== PROVIDED DATA

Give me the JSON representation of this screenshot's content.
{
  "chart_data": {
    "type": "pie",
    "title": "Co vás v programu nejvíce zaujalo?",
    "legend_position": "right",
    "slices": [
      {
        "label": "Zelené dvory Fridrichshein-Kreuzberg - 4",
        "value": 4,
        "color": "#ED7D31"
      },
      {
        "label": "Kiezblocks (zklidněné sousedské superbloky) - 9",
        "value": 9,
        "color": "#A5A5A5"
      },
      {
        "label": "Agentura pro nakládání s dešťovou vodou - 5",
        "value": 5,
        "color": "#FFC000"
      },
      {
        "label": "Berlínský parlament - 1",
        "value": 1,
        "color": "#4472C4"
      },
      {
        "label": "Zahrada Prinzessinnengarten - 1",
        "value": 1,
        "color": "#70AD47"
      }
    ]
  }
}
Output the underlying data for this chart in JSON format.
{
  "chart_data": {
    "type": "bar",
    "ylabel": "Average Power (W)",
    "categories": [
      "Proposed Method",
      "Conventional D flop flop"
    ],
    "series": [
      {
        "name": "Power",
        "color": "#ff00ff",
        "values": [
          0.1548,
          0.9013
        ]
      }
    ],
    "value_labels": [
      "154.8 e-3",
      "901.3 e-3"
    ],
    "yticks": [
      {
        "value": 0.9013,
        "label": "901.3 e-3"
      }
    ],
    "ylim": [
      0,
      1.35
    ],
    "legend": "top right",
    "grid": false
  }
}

====

--- WORK INSTRUCTIONS ---
Every entry must be output again, exactly as written above.

--- TASK RESPONSE ---
Give me the JSON representation of this screenshot's content.
{
  "chart_data": {
    "type": "pie",
    "title": "Co vás v programu nejvíce zaujalo?",
    "legend_position": "right",
    "slices": [
      {
        "label": "Zelené dvory Fridrichshein-Kreuzberg - 4",
        "value": 4,
        "color": "#ED7D31"
      },
      {
        "label": "Kiezblocks (zklidněné sousedské superbloky) - 9",
        "value": 9,
        "color": "#A5A5A5"
      },
      {
        "label": "Agentura pro nakládání s dešťovou vodou - 5",
        "value": 5,
        "color": "#FFC000"
      },
      {
        "label": "Berlínský parlament - 1",
        "value": 1,
        "color": "#4472C4"
      },
      {
        "label": "Zahrada Prinzessinnengarten - 1",
        "value": 1,
        "color": "#70AD47"
      }
    ]
  }
}
Output the underlying data for this chart in JSON format.
{
  "chart_data": {
    "type": "bar",
    "ylabel": "Average Power (W)",
    "categories": [
      "Proposed Method",
      "Conventional D flop flop"
    ],
    "series": [
      {
        "name": "Power",
        "color": "#ff00ff",
        "values": [
          0.1548,
          0.9013
        ]
      }
    ],
    "value_labels": [
      "154.8 e-3",
      "901.3 e-3"
    ],
    "yticks": [
      {
        "value": 0.9013,
        "label": "901.3 e-3"
      }
    ],
    "ylim": [
      0,
      1.35
    ],
    "legend": "top right",
    "grid": false
  }
}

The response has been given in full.